▶ [What you have to do]: An exact reproduction of the records is required, with all images left out.

▶ [Information supplied]:
--- Begin ---

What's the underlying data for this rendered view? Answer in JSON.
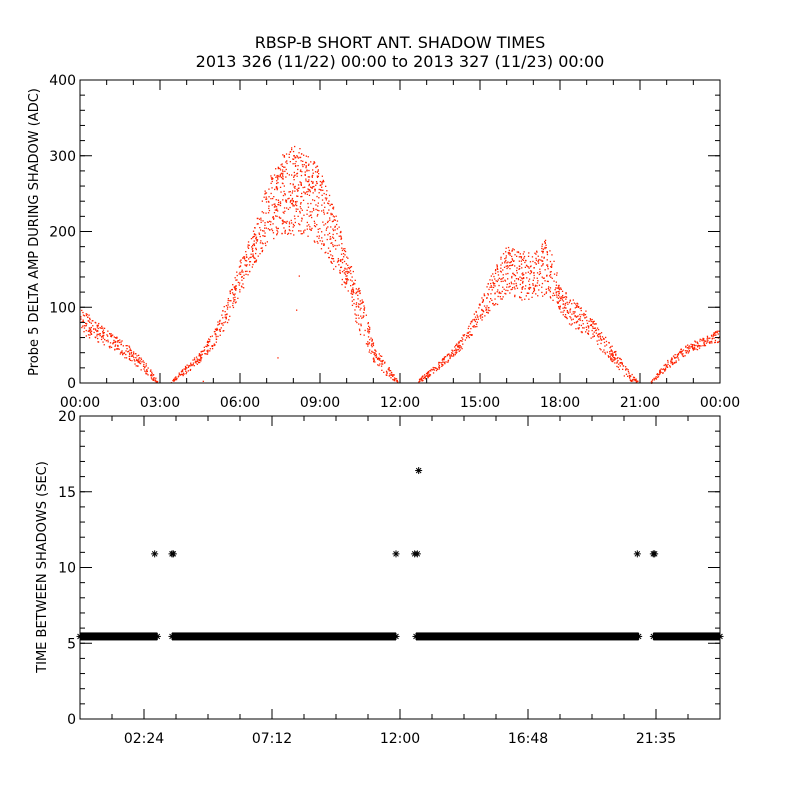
{
  "title_line1": "RBSP-B SHORT ANT. SHADOW TIMES",
  "title_line2": "2013 326 (11/22) 00:00 to 2013 327 (11/23) 00:00",
  "chart_data": [
    {
      "type": "scatter",
      "title": "RBSP-B SHORT ANT. SHADOW TIMES",
      "xlabel": "",
      "ylabel": "Probe 5 DELTA AMP DURING SHADOW (ADC)",
      "xlim": [
        0,
        24
      ],
      "ylim": [
        0,
        400
      ],
      "xunit": "hours",
      "xticks": [
        0,
        3,
        6,
        9,
        12,
        15,
        18,
        21,
        24
      ],
      "xtick_labels": [
        "00:00",
        "03:00",
        "06:00",
        "09:00",
        "12:00",
        "15:00",
        "18:00",
        "21:00",
        "00:00"
      ],
      "yticks": [
        0,
        100,
        200,
        300,
        400
      ],
      "ytick_labels": [
        "0",
        "100",
        "200",
        "300",
        "400"
      ],
      "color": "#ff2200",
      "envelope_note": "dense scatter; band [hour, lower, upper] values",
      "bands": [
        [
          [
            0,
            65,
            100
          ],
          [
            0.5,
            58,
            85
          ],
          [
            1,
            48,
            70
          ],
          [
            1.5,
            38,
            58
          ],
          [
            2,
            26,
            45
          ],
          [
            2.5,
            10,
            25
          ],
          [
            2.9,
            0,
            4
          ]
        ],
        [
          [
            3.4,
            0,
            3
          ],
          [
            4,
            14,
            25
          ],
          [
            4.5,
            28,
            42
          ],
          [
            5,
            48,
            72
          ],
          [
            5.5,
            78,
            112
          ],
          [
            6,
            118,
            165
          ],
          [
            6.5,
            155,
            205
          ],
          [
            7,
            185,
            265
          ],
          [
            7.5,
            198,
            300
          ],
          [
            8,
            195,
            315
          ],
          [
            8.5,
            195,
            305
          ],
          [
            9,
            178,
            282
          ],
          [
            9.5,
            150,
            232
          ],
          [
            10,
            118,
            172
          ],
          [
            10.5,
            60,
            122
          ],
          [
            11,
            28,
            52
          ],
          [
            11.5,
            10,
            25
          ],
          [
            11.9,
            0,
            4
          ]
        ],
        [
          [
            12.6,
            0,
            3
          ],
          [
            13,
            7,
            15
          ],
          [
            13.5,
            20,
            30
          ],
          [
            14,
            34,
            48
          ],
          [
            14.5,
            54,
            72
          ],
          [
            15,
            80,
            110
          ],
          [
            15.5,
            100,
            150
          ],
          [
            16,
            115,
            182
          ],
          [
            16.5,
            110,
            175
          ],
          [
            17,
            112,
            172
          ],
          [
            17.5,
            115,
            196
          ],
          [
            18,
            95,
            128
          ],
          [
            18.5,
            70,
            110
          ],
          [
            19,
            64,
            96
          ],
          [
            19.5,
            45,
            72
          ],
          [
            20,
            25,
            46
          ],
          [
            20.5,
            5,
            20
          ],
          [
            20.9,
            0,
            3
          ]
        ],
        [
          [
            21.4,
            0,
            3
          ],
          [
            22,
            18,
            30
          ],
          [
            22.5,
            33,
            45
          ],
          [
            23,
            43,
            56
          ],
          [
            23.5,
            50,
            63
          ],
          [
            24,
            55,
            72
          ]
        ]
      ],
      "outliers": [
        [
          7.4,
          34
        ],
        [
          8.1,
          97
        ],
        [
          8.2,
          142
        ],
        [
          4.6,
          3
        ]
      ]
    },
    {
      "type": "scatter",
      "title": "",
      "xlabel": "",
      "ylabel": "TIME BETWEEN SHADOWS (SEC)",
      "xlim": [
        0,
        24
      ],
      "ylim": [
        0,
        20
      ],
      "xunit": "hours",
      "xticks": [
        2.4,
        7.2,
        12.0,
        16.8,
        21.6
      ],
      "xtick_labels": [
        "02:24",
        "07:12",
        "12:00",
        "16:48",
        "21:35"
      ],
      "yticks": [
        0,
        5,
        10,
        15,
        20
      ],
      "ytick_labels": [
        "0",
        "5",
        "10",
        "15",
        "20"
      ],
      "marker": "asterisk",
      "color": "#000000",
      "baseline_value": 5.45,
      "baseline_ranges": [
        [
          0,
          2.9
        ],
        [
          3.45,
          11.85
        ],
        [
          12.6,
          20.95
        ],
        [
          21.5,
          24
        ]
      ],
      "points": [
        [
          2.8,
          10.9
        ],
        [
          3.45,
          10.9
        ],
        [
          3.5,
          10.9
        ],
        [
          11.85,
          10.9
        ],
        [
          12.55,
          10.9
        ],
        [
          12.65,
          10.9
        ],
        [
          12.7,
          16.4
        ],
        [
          20.9,
          10.9
        ],
        [
          21.5,
          10.9
        ],
        [
          21.55,
          10.9
        ]
      ]
    }
  ]
}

--- End ---

▶ [Answer to this exercise]:
What's the underlying data for this rendered view? Answer in JSON.
{
  "title_line1": "RBSP-B SHORT ANT. SHADOW TIMES",
  "title_line2": "2013 326 (11/22) 00:00 to 2013 327 (11/23) 00:00",
  "chart_data": [
    {
      "type": "scatter",
      "title": "RBSP-B SHORT ANT. SHADOW TIMES",
      "xlabel": "",
      "ylabel": "Probe 5 DELTA AMP DURING SHADOW (ADC)",
      "xlim": [
        0,
        24
      ],
      "ylim": [
        0,
        400
      ],
      "xunit": "hours",
      "xticks": [
        0,
        3,
        6,
        9,
        12,
        15,
        18,
        21,
        24
      ],
      "xtick_labels": [
        "00:00",
        "03:00",
        "06:00",
        "09:00",
        "12:00",
        "15:00",
        "18:00",
        "21:00",
        "00:00"
      ],
      "yticks": [
        0,
        100,
        200,
        300,
        400
      ],
      "ytick_labels": [
        "0",
        "100",
        "200",
        "300",
        "400"
      ],
      "color": "#ff2200",
      "envelope_note": "dense scatter; band [hour, lower, upper] values",
      "bands": [
        [
          [
            0,
            65,
            100
          ],
          [
            0.5,
            58,
            85
          ],
          [
            1,
            48,
            70
          ],
          [
            1.5,
            38,
            58
          ],
          [
            2,
            26,
            45
          ],
          [
            2.5,
            10,
            25
          ],
          [
            2.9,
            0,
            4
          ]
        ],
        [
          [
            3.4,
            0,
            3
          ],
          [
            4,
            14,
            25
          ],
          [
            4.5,
            28,
            42
          ],
          [
            5,
            48,
            72
          ],
          [
            5.5,
            78,
            112
          ],
          [
            6,
            118,
            165
          ],
          [
            6.5,
            155,
            205
          ],
          [
            7,
            185,
            265
          ],
          [
            7.5,
            198,
            300
          ],
          [
            8,
            195,
            315
          ],
          [
            8.5,
            195,
            305
          ],
          [
            9,
            178,
            282
          ],
          [
            9.5,
            150,
            232
          ],
          [
            10,
            118,
            172
          ],
          [
            10.5,
            60,
            122
          ],
          [
            11,
            28,
            52
          ],
          [
            11.5,
            10,
            25
          ],
          [
            11.9,
            0,
            4
          ]
        ],
        [
          [
            12.6,
            0,
            3
          ],
          [
            13,
            7,
            15
          ],
          [
            13.5,
            20,
            30
          ],
          [
            14,
            34,
            48
          ],
          [
            14.5,
            54,
            72
          ],
          [
            15,
            80,
            110
          ],
          [
            15.5,
            100,
            150
          ],
          [
            16,
            115,
            182
          ],
          [
            16.5,
            110,
            175
          ],
          [
            17,
            112,
            172
          ],
          [
            17.5,
            115,
            196
          ],
          [
            18,
            95,
            128
          ],
          [
            18.5,
            70,
            110
          ],
          [
            19,
            64,
            96
          ],
          [
            19.5,
            45,
            72
          ],
          [
            20,
            25,
            46
          ],
          [
            20.5,
            5,
            20
          ],
          [
            20.9,
            0,
            3
          ]
        ],
        [
          [
            21.4,
            0,
            3
          ],
          [
            22,
            18,
            30
          ],
          [
            22.5,
            33,
            45
          ],
          [
            23,
            43,
            56
          ],
          [
            23.5,
            50,
            63
          ],
          [
            24,
            55,
            72
          ]
        ]
      ],
      "outliers": [
        [
          7.4,
          34
        ],
        [
          8.1,
          97
        ],
        [
          8.2,
          142
        ],
        [
          4.6,
          3
        ]
      ]
    },
    {
      "type": "scatter",
      "title": "",
      "xlabel": "",
      "ylabel": "TIME BETWEEN SHADOWS (SEC)",
      "xlim": [
        0,
        24
      ],
      "ylim": [
        0,
        20
      ],
      "xunit": "hours",
      "xticks": [
        2.4,
        7.2,
        12.0,
        16.8,
        21.6
      ],
      "xtick_labels": [
        "02:24",
        "07:12",
        "12:00",
        "16:48",
        "21:35"
      ],
      "yticks": [
        0,
        5,
        10,
        15,
        20
      ],
      "ytick_labels": [
        "0",
        "5",
        "10",
        "15",
        "20"
      ],
      "marker": "asterisk",
      "color": "#000000",
      "baseline_value": 5.45,
      "baseline_ranges": [
        [
          0,
          2.9
        ],
        [
          3.45,
          11.85
        ],
        [
          12.6,
          20.95
        ],
        [
          21.5,
          24
        ]
      ],
      "points": [
        [
          2.8,
          10.9
        ],
        [
          3.45,
          10.9
        ],
        [
          3.5,
          10.9
        ],
        [
          11.85,
          10.9
        ],
        [
          12.55,
          10.9
        ],
        [
          12.65,
          10.9
        ],
        [
          12.7,
          16.4
        ],
        [
          20.9,
          10.9
        ],
        [
          21.5,
          10.9
        ],
        [
          21.55,
          10.9
        ]
      ]
    }
  ]
}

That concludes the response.